- ENTRIES SHOWN:
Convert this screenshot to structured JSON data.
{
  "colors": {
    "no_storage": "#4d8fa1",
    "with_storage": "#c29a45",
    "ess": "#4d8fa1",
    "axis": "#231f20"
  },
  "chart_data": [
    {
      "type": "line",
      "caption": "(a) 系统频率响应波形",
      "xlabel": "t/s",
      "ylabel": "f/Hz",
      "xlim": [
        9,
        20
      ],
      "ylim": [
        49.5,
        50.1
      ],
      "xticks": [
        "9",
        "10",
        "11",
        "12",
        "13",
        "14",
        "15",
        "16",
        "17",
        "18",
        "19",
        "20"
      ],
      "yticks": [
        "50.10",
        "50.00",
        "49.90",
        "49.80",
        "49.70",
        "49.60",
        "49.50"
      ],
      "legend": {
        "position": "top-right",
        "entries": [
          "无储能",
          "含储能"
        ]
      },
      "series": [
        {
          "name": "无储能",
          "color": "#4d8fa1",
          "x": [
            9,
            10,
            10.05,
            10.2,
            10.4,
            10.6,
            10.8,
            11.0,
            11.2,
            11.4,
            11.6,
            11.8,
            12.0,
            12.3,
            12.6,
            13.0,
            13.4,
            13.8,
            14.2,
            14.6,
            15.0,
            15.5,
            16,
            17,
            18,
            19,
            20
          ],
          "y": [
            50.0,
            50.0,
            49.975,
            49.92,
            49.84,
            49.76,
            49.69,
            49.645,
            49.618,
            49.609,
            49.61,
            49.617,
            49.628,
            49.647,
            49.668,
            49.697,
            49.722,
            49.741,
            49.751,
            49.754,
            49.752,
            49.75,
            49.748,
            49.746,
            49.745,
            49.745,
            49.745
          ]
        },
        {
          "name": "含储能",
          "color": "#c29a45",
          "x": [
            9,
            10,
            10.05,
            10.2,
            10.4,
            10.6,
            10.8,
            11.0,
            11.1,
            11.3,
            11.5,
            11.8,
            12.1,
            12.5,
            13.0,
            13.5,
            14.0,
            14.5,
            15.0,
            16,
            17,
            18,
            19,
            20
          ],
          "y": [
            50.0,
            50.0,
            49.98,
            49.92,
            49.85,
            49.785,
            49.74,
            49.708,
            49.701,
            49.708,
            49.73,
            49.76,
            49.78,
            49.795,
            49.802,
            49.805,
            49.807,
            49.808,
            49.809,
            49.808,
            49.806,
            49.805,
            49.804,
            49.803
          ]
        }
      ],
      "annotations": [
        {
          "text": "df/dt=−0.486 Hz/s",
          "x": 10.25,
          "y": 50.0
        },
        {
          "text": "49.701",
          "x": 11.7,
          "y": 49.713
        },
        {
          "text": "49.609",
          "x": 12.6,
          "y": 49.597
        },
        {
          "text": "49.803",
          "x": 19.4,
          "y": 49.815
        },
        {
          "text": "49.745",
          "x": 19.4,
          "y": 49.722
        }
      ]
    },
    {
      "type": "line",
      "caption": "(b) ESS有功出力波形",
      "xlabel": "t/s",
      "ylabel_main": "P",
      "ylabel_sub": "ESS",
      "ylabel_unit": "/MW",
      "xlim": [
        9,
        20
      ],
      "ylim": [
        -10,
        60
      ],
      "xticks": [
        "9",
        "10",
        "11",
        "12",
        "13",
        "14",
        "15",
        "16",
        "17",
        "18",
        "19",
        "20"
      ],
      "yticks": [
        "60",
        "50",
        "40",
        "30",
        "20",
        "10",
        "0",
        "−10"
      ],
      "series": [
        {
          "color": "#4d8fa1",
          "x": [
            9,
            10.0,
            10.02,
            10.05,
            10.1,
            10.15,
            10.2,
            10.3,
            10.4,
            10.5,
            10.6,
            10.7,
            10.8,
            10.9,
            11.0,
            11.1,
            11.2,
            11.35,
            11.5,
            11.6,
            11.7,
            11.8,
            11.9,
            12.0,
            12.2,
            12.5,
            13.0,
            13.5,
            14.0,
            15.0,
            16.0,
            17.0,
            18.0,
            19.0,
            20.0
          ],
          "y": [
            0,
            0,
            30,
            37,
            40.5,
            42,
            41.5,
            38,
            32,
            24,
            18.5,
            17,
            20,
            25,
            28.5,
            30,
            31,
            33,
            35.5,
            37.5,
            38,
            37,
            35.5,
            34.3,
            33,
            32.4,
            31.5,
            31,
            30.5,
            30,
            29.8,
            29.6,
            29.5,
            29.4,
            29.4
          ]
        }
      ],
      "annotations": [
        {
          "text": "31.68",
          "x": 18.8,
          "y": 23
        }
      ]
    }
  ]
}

- EXERCISE AIM: The entries above must be returned in full, exactly as shown.

- RESULT:
Convert this screenshot to structured JSON data.
{
  "colors": {
    "no_storage": "#4d8fa1",
    "with_storage": "#c29a45",
    "ess": "#4d8fa1",
    "axis": "#231f20"
  },
  "chart_data": [
    {
      "type": "line",
      "caption": "(a) 系统频率响应波形",
      "xlabel": "t/s",
      "ylabel": "f/Hz",
      "xlim": [
        9,
        20
      ],
      "ylim": [
        49.5,
        50.1
      ],
      "xticks": [
        "9",
        "10",
        "11",
        "12",
        "13",
        "14",
        "15",
        "16",
        "17",
        "18",
        "19",
        "20"
      ],
      "yticks": [
        "50.10",
        "50.00",
        "49.90",
        "49.80",
        "49.70",
        "49.60",
        "49.50"
      ],
      "legend": {
        "position": "top-right",
        "entries": [
          "无储能",
          "含储能"
        ]
      },
      "series": [
        {
          "name": "无储能",
          "color": "#4d8fa1",
          "x": [
            9,
            10,
            10.05,
            10.2,
            10.4,
            10.6,
            10.8,
            11.0,
            11.2,
            11.4,
            11.6,
            11.8,
            12.0,
            12.3,
            12.6,
            13.0,
            13.4,
            13.8,
            14.2,
            14.6,
            15.0,
            15.5,
            16,
            17,
            18,
            19,
            20
          ],
          "y": [
            50.0,
            50.0,
            49.975,
            49.92,
            49.84,
            49.76,
            49.69,
            49.645,
            49.618,
            49.609,
            49.61,
            49.617,
            49.628,
            49.647,
            49.668,
            49.697,
            49.722,
            49.741,
            49.751,
            49.754,
            49.752,
            49.75,
            49.748,
            49.746,
            49.745,
            49.745,
            49.745
          ]
        },
        {
          "name": "含储能",
          "color": "#c29a45",
          "x": [
            9,
            10,
            10.05,
            10.2,
            10.4,
            10.6,
            10.8,
            11.0,
            11.1,
            11.3,
            11.5,
            11.8,
            12.1,
            12.5,
            13.0,
            13.5,
            14.0,
            14.5,
            15.0,
            16,
            17,
            18,
            19,
            20
          ],
          "y": [
            50.0,
            50.0,
            49.98,
            49.92,
            49.85,
            49.785,
            49.74,
            49.708,
            49.701,
            49.708,
            49.73,
            49.76,
            49.78,
            49.795,
            49.802,
            49.805,
            49.807,
            49.808,
            49.809,
            49.808,
            49.806,
            49.805,
            49.804,
            49.803
          ]
        }
      ],
      "annotations": [
        {
          "text": "df/dt=−0.486 Hz/s",
          "x": 10.25,
          "y": 50.0
        },
        {
          "text": "49.701",
          "x": 11.7,
          "y": 49.713
        },
        {
          "text": "49.609",
          "x": 12.6,
          "y": 49.597
        },
        {
          "text": "49.803",
          "x": 19.4,
          "y": 49.815
        },
        {
          "text": "49.745",
          "x": 19.4,
          "y": 49.722
        }
      ]
    },
    {
      "type": "line",
      "caption": "(b) ESS有功出力波形",
      "xlabel": "t/s",
      "ylabel_main": "P",
      "ylabel_sub": "ESS",
      "ylabel_unit": "/MW",
      "xlim": [
        9,
        20
      ],
      "ylim": [
        -10,
        60
      ],
      "xticks": [
        "9",
        "10",
        "11",
        "12",
        "13",
        "14",
        "15",
        "16",
        "17",
        "18",
        "19",
        "20"
      ],
      "yticks": [
        "60",
        "50",
        "40",
        "30",
        "20",
        "10",
        "0",
        "−10"
      ],
      "series": [
        {
          "color": "#4d8fa1",
          "x": [
            9,
            10.0,
            10.02,
            10.05,
            10.1,
            10.15,
            10.2,
            10.3,
            10.4,
            10.5,
            10.6,
            10.7,
            10.8,
            10.9,
            11.0,
            11.1,
            11.2,
            11.35,
            11.5,
            11.6,
            11.7,
            11.8,
            11.9,
            12.0,
            12.2,
            12.5,
            13.0,
            13.5,
            14.0,
            15.0,
            16.0,
            17.0,
            18.0,
            19.0,
            20.0
          ],
          "y": [
            0,
            0,
            30,
            37,
            40.5,
            42,
            41.5,
            38,
            32,
            24,
            18.5,
            17,
            20,
            25,
            28.5,
            30,
            31,
            33,
            35.5,
            37.5,
            38,
            37,
            35.5,
            34.3,
            33,
            32.4,
            31.5,
            31,
            30.5,
            30,
            29.8,
            29.6,
            29.5,
            29.4,
            29.4
          ]
        }
      ],
      "annotations": [
        {
          "text": "31.68",
          "x": 18.8,
          "y": 23
        }
      ]
    }
  ]
}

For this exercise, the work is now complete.